→ **Tarefas a realizar**
1 - Responda às perguntas abaixo com base no trecho sobre a guerra às drogas.
(a) Há quanto tempo dura a repressão a certas substâncias?
(b) Que três características das drogas ilegais hoje o trecho aponta?
(c) Que males causados pelo proibicionismo são citados nominalmente?
2 - Liste todos os métodos invasivos de investigação mencionados no trecho sobre a guerra às drogas.

→ **Trecho do documento**
···
A war on drugs fracassou miseravelmente: apesar da repressão sem quartel a certas substâncias nos últimos cem anos, as drogas ilegais nunca foram tão abundantes, baratas e acessíveis.
Além de não reduzir demanda e oferta de drogas ilegais, o proibicionismo causou inúmeros males, entre os quais encarceramento em massa, violência – ínsita ao modelo bélico – e corrupção.
A despeito de sua “implementação deficitária”, é dizer, da fracassada tentativa de resolver a questão mediante o emprego intensivo de recursos econômicos e jurídicos, o Direito Penal das drogas passou a influenciar decisivamente a intervenção punitiva: elevação das penas, sobrecarga do sistema de justiça criminal, métodos invasivos de investigação (delação premiada, infiltração de agentes, observação policial), antecipação prospectiva da punibilidade (compreensão abrangente de todas as possibilidades imaginárias de conduta de modo a alcançar todo e qualquer “impulso para a ação”), cooperação internacional, repressão à criminalidade organizada e ao lucro obtido com o delito por meio da incriminação da lavagem de dinheiro, enfim, “é dele que promanam o enrijecimento, a desformalização e a erosão dos princípios” do “moderno Direito Penal orientado para a intervenção”.(1)
···
→ **Dados fornecidos**
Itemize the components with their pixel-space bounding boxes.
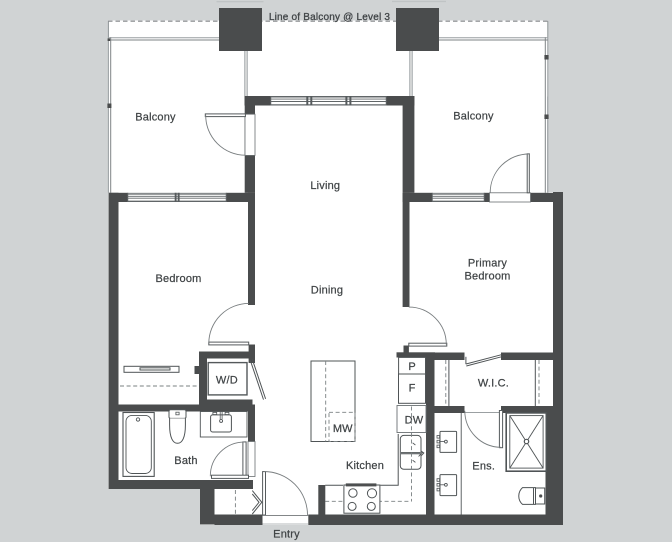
···
→ **Resultados das tarefas**
1 -
(a) Há cem anos.
(b) As drogas ilegais nunca foram tão abundantes, baratas e acessíveis.
(c) Encarceramento em massa, violência e corrupção.

2 -
- Delação premiada
- Infiltração de agentes
- Observação policial